Stored data entries:
———
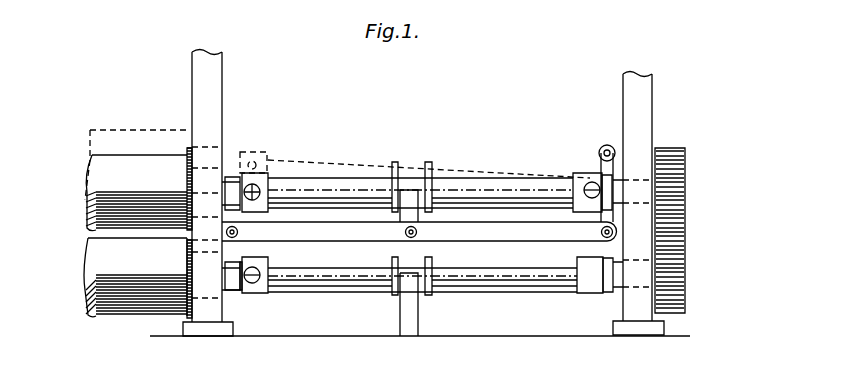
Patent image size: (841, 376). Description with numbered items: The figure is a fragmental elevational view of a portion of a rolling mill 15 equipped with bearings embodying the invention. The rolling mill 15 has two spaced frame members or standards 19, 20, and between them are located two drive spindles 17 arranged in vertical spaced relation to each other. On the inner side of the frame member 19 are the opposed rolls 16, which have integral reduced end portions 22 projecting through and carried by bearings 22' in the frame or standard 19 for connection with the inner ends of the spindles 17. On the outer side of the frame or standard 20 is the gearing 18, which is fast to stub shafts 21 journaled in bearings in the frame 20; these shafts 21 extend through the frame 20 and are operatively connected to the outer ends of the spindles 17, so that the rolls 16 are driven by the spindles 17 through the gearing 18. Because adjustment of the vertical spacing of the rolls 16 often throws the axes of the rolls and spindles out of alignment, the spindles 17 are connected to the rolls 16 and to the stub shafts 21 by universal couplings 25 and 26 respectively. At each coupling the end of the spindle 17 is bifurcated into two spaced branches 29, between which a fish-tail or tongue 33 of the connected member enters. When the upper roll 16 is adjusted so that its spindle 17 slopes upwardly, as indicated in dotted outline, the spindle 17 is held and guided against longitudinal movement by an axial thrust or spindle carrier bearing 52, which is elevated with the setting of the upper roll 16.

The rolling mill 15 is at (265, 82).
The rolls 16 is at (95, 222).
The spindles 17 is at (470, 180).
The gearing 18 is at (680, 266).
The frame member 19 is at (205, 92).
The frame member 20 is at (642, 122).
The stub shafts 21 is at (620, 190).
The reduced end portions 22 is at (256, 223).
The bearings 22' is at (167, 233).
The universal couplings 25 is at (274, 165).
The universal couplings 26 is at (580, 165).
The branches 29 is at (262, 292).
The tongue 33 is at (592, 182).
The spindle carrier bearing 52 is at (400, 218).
———
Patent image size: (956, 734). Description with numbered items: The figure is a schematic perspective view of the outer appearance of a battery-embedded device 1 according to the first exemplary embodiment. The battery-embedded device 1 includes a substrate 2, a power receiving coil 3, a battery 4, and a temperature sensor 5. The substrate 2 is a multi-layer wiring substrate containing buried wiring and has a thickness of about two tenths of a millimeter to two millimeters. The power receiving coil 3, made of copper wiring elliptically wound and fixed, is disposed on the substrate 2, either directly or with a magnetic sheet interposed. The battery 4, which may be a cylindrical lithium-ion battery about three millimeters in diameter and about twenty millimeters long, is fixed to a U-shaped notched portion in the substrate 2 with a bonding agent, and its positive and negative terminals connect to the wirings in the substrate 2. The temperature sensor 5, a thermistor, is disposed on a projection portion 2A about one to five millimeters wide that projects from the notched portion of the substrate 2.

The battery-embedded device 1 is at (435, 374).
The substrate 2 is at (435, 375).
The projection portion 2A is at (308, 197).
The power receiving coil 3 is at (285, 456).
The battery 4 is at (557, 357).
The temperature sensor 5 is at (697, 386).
———
**The task**
Starting at the line that has "Patent image size: (841, 376)." and stopping after the line that has "The rolls 16 is at (95, 222).", write out those lines again, changing "fragmental" to "partial" and leaving everything else unchanged.

**Full answer**
Patent image size: (841, 376). Description with numbered items: The figure is a partial elevational view of a portion of a rolling mill 15 equipped with bearings embodying the invention. The rolling mill 15 has two spaced frame members or standards 19, 20, and between them are located two drive spindles 17 arranged in vertical spaced relation to each other. On the inner side of the frame member 19 are the opposed rolls 16, which have integral reduced end portions 22 projecting through and carried by bearings 22' in the frame or standard 19 for connection with the inner ends of the spindles 17. On the outer side of the frame or standard 20 is the gearing 18, which is fast to stub shafts 21 journaled in bearings in the frame 20; these shafts 21 extend through the frame 20 and are operatively connected to the outer ends of the spindles 17, so that the rolls 16 are driven by the spindles 17 through the gearing 18. Because adjustment of the vertical spacing of the rolls 16 often throws the axes of the rolls and spindles out of alignment, the spindles 17 are connected to the rolls 16 and to the stub shafts 21 by universal couplings 25 and 26 respectively. At each coupling the end of the spindle 17 is bifurcated into two spaced branches 29, between which a fish-tail or tongue 33 of the connected member enters. When the upper roll 16 is adjusted so that its spindle 17 slopes upwardly, as indicated in dotted outline, the spindle 17 is held and guided against longitudinal movement by an axial thrust or spindle carrier bearing 52, which is elevated with the setting of the upper roll 16.

The rolling mill 15 is at (265, 82).
The rolls 16 is at (95, 222).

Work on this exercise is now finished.